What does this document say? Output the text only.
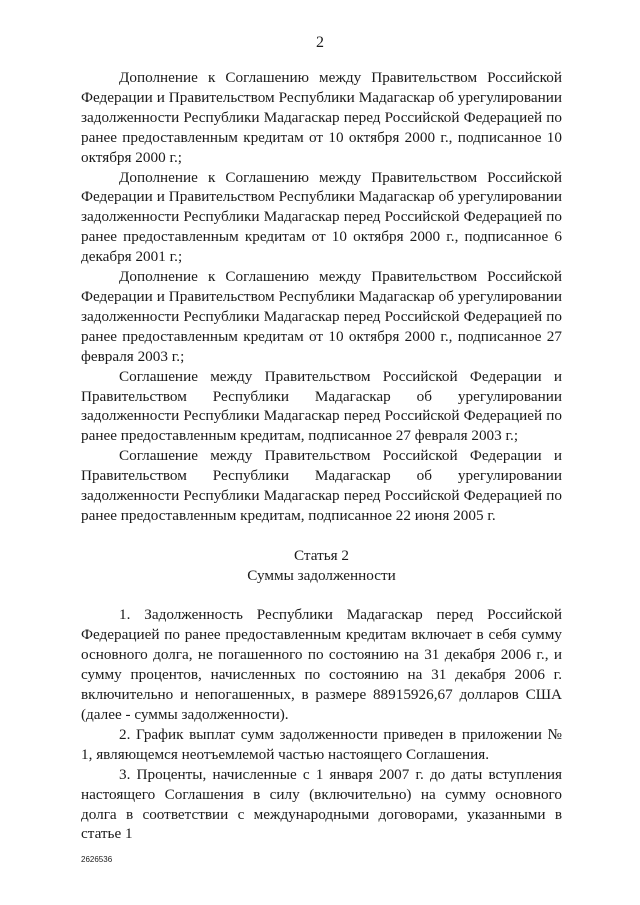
2

Дополнение к Соглашению между Правительством Российской Федерации и Правительством Республики Мадагаскар об урегулировании задолженности Республики Мадагаскар перед Российской Федерацией по ранее предоставленным кредитам от 10 октября 2000 г., подписанное 10 октября 2000 г.;

Дополнение к Соглашению между Правительством Российской Федерации и Правительством Республики Мадагаскар об урегулировании задолженности Республики Мадагаскар перед Российской Федерацией по ранее предоставленным кредитам от 10 октября 2000 г., подписанное 6 декабря 2001 г.;

Дополнение к Соглашению между Правительством Российской Федерации и Правительством Республики Мадагаскар об урегулировании задолженности Республики Мадагаскар перед Российской Федерацией по ранее предоставленным кредитам от 10 октября 2000 г., подписанное 27 февраля 2003 г.;

Соглашение между Правительством Российской Федерации и Правительством Республики Мадагаскар об урегулировании задолженности Республики Мадагаскар перед Российской Федерацией по ранее предоставленным кредитам, подписанное 27 февраля 2003 г.;

Соглашение между Правительством Российской Федерации и Правительством Республики Мадагаскар об урегулировании задолженности Республики Мадагаскар перед Российской Федерацией по ранее предоставленным кредитам, подписанное 22 июня 2005 г.

Статья 2

Суммы задолженности

1. Задолженность Республики Мадагаскар перед Российской Федерацией по ранее предоставленным кредитам включает в себя сумму основного долга, не погашенного по состоянию на 31 декабря 2006 г., и сумму процентов, начисленных по состоянию на 31 декабря 2006 г. включительно и непогашенных, в размере 88915926,67 долларов США (далее - суммы задолженности).

2. График выплат сумм задолженности приведен в приложении № 1, являющемся неотъемлемой частью настоящего Соглашения.

3. Проценты, начисленные с 1 января 2007 г. до даты вступления настоящего Соглашения в силу (включительно) на сумму основного долга в соответствии с международными договорами, указанными в статье 1

2626536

__WRITTEN PROBLEM__
Your task is to repeat the data above exactly while excluding the pictures.

__RESPONSE TO THE TASK__
What does this document say? Output the text only.
2

Дополнение к Соглашению между Правительством Российской Федерации и Правительством Республики Мадагаскар об урегулировании задолженности Республики Мадагаскар перед Российской Федерацией по ранее предоставленным кредитам от 10 октября 2000 г., подписанное 10 октября 2000 г.;

Дополнение к Соглашению между Правительством Российской Федерации и Правительством Республики Мадагаскар об урегулировании задолженности Республики Мадагаскар перед Российской Федерацией по ранее предоставленным кредитам от 10 октября 2000 г., подписанное 6 декабря 2001 г.;

Дополнение к Соглашению между Правительством Российской Федерации и Правительством Республики Мадагаскар об урегулировании задолженности Республики Мадагаскар перед Российской Федерацией по ранее предоставленным кредитам от 10 октября 2000 г., подписанное 27 февраля 2003 г.;

Соглашение между Правительством Российской Федерации и Правительством Республики Мадагаскар об урегулировании задолженности Республики Мадагаскар перед Российской Федерацией по ранее предоставленным кредитам, подписанное 27 февраля 2003 г.;

Соглашение между Правительством Российской Федерации и Правительством Республики Мадагаскар об урегулировании задолженности Республики Мадагаскар перед Российской Федерацией по ранее предоставленным кредитам, подписанное 22 июня 2005 г.

Статья 2

Суммы задолженности

1. Задолженность Республики Мадагаскар перед Российской Федерацией по ранее предоставленным кредитам включает в себя сумму основного долга, не погашенного по состоянию на 31 декабря 2006 г., и сумму процентов, начисленных по состоянию на 31 декабря 2006 г. включительно и непогашенных, в размере 88915926,67 долларов США (далее - суммы задолженности).

2. График выплат сумм задолженности приведен в приложении № 1, являющемся неотъемлемой частью настоящего Соглашения.

3. Проценты, начисленные с 1 января 2007 г. до даты вступления настоящего Соглашения в силу (включительно) на сумму основного долга в соответствии с международными договорами, указанными в статье 1

2626536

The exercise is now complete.